> **Provided data**:
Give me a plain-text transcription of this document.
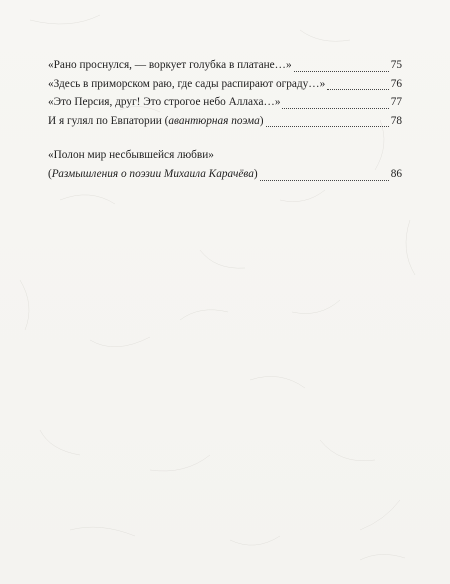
«Рано проснулся, — воркует голубка в платане…»	75
«Здесь в приморском раю, где сады распирают ограду…»	76
«Это Персия, друг! Это строгое небо Аллаха…»	77
И я гулял по Евпатории (авантюрная поэма)	78
«Полон мир несбывшейся любви»
(Размышления о поэзии Михаила Карачёва)	86
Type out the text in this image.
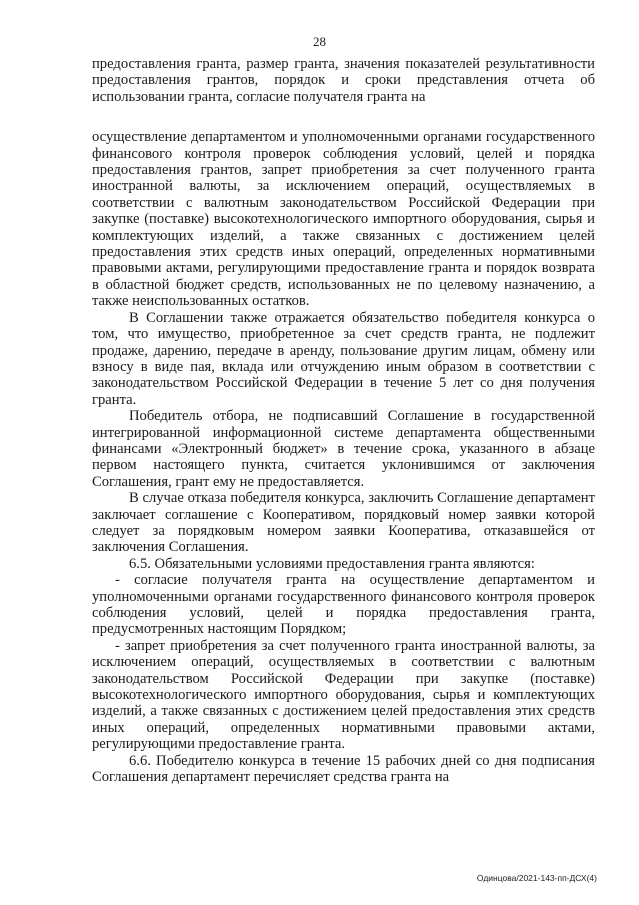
28

предоставления гранта, размер гранта, значения показателей результативности предоставления грантов, порядок и сроки представления отчета об использовании гранта, согласие получателя гранта на

осуществление департаментом и уполномоченными органами государственного финансового контроля проверок соблюдения условий, целей и порядка предоставления грантов, запрет приобретения за счет полученного гранта иностранной валюты, за исключением операций, осуществляемых в соответствии с валютным законодательством Российской Федерации при закупке (поставке) высокотехнологического импортного оборудования, сырья и комплектующих изделий, а также связанных с достижением целей предоставления этих средств иных операций, определенных нормативными правовыми актами, регулирующими предоставление гранта и порядок возврата в областной бюджет средств, использованных не по целевому назначению, а также неиспользованных остатков.

В Соглашении также отражается обязательство победителя конкурса о том, что имущество, приобретенное за счет средств гранта, не подлежит продаже, дарению, передаче в аренду, пользование другим лицам, обмену или взносу в виде пая, вклада или отчуждению иным образом в соответствии с законодательством Российской Федерации в течение 5 лет со дня получения гранта.

Победитель отбора, не подписавший Соглашение в государственной интегрированной информационной системе департамента общественными финансами «Электронный бюджет» в течение срока, указанного в абзаце первом настоящего пункта, считается уклонившимся от заключения Соглашения, грант ему не предоставляется.

В случае отказа победителя конкурса, заключить Соглашение департамент заключает соглашение с Кооперативом, порядковый номер заявки которой следует за порядковым номером заявки Кооператива, отказавшейся от заключения Соглашения.

6.5. Обязательными условиями предоставления гранта являются:

- согласие получателя гранта на осуществление департаментом и уполномоченными органами государственного финансового контроля проверок соблюдения условий, целей и порядка предоставления гранта, предусмотренных настоящим Порядком;

- запрет приобретения за счет полученного гранта иностранной валюты, за исключением операций, осуществляемых в соответствии с валютным законодательством Российской Федерации при закупке (поставке) высокотехнологического импортного оборудования, сырья и комплектующих изделий, а также связанных с достижением целей предоставления этих средств иных операций, определенных нормативными правовыми актами, регулирующими предоставление гранта.

6.6. Победителю конкурса в течение 15 рабочих дней со дня подписания Соглашения департамент перечисляет средства гранта на

Одинцова/2021-143-пп-ДСХ(4)
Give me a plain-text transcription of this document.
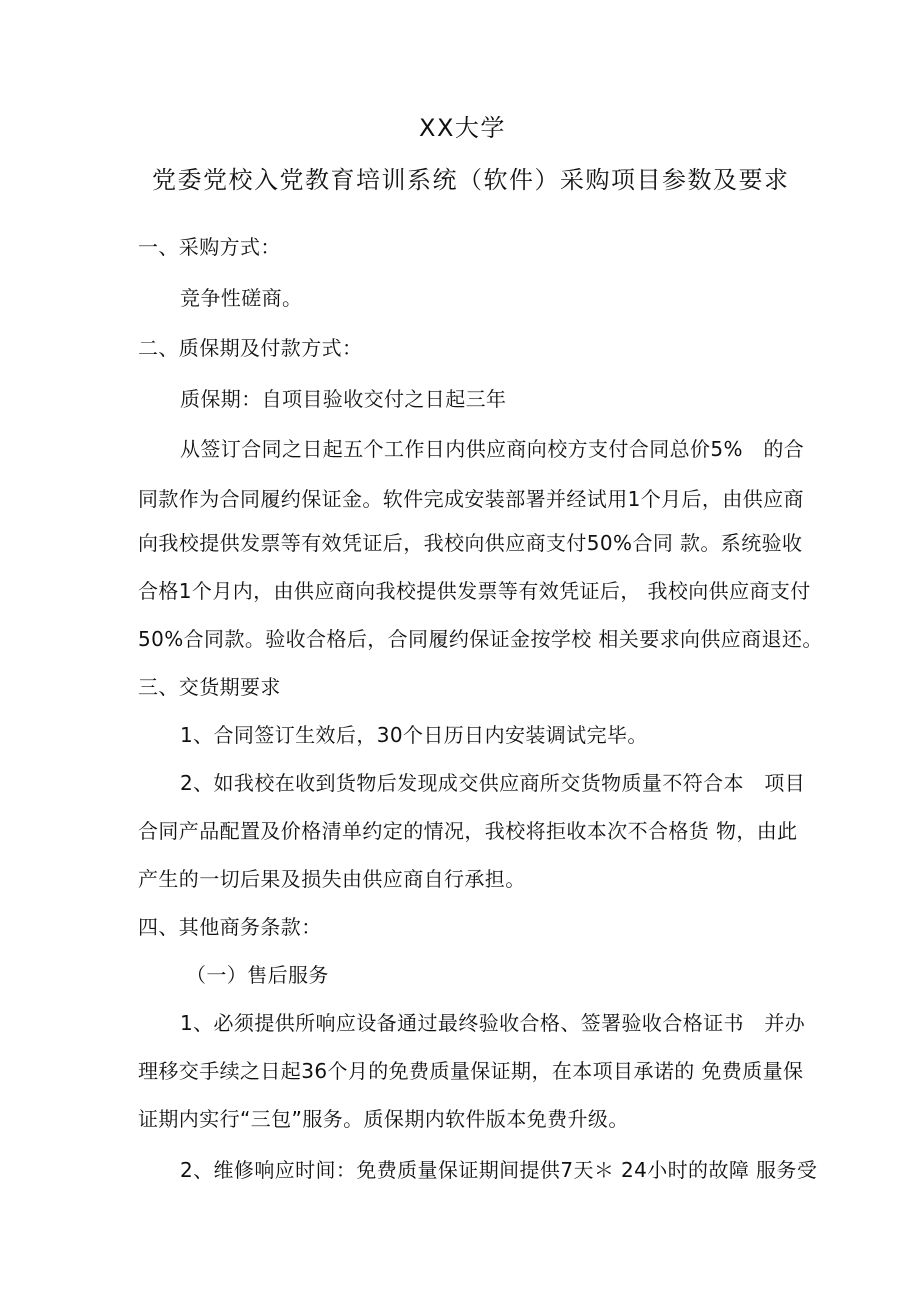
XX大学
党委党校入党教育培训系统（软件）采购项目参数及要求
一、采购方式：
竞争性磋商。
二、质保期及付款方式：
质保期：自项目验收交付之日起三年
从签订合同之日起五个工作日内供应商向校方支付合同总价5%　的合
同款作为合同履约保证金。软件完成安装部署并经试用1个月后，由供应商
向我校提供发票等有效凭证后，我校向供应商支付50%合同 款。系统验收
合格1个月内，由供应商向我校提供发票等有效凭证后， 我校向供应商支付
50%合同款。验收合格后，合同履约保证金按学校 相关要求向供应商退还。
三、交货期要求
1、合同签订生效后，30个日历日内安装调试完毕。
2、如我校在收到货物后发现成交供应商所交货物质量不符合本　项目
合同产品配置及价格清单约定的情况，我校将拒收本次不合格货 物，由此
产生的一切后果及损失由供应商自行承担。
四、其他商务条款：
（一）售后服务
1、必须提供所响应设备通过最终验收合格、签署验收合格证书　并办
理移交手续之日起36个月的免费质量保证期，在本项目承诺的 免费质量保
证期内实行“三包”服务。质保期内软件版本免费升级。
2、维修响应时间：免费质量保证期间提供7天＊ 24小时的故障 服务受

> **Task statement**:
Copy every line in the listing above where the string "определенных" turns up.

> **Solution to this problem**:
осуществление департаментом и уполномоченными органами государственного финансового контроля проверок соблюдения условий, целей и порядка предоставления грантов, запрет приобретения за счет полученного гранта иностранной валюты, за исключением операций, осуществляемых в соответствии с валютным законодательством Российской Федерации при закупке (поставке) высокотехнологического импортного оборудования, сырья и комплектующих изделий, а также связанных с достижением целей предоставления этих средств иных операций, определенных нормативными правовыми актами, регулирующими предоставление гранта и порядок возврата в областной бюджет средств, использованных не по целевому назначению, а также неиспользованных остатков.
- запрет приобретения за счет полученного гранта иностранной валюты, за исключением операций, осуществляемых в соответствии с валютным законодательством Российской Федерации при закупке (поставке) высокотехнологического импортного оборудования, сырья и комплектующих изделий, а также связанных с достижением целей предоставления этих средств иных операций, определенных нормативными правовыми актами, регулирующими предоставление гранта.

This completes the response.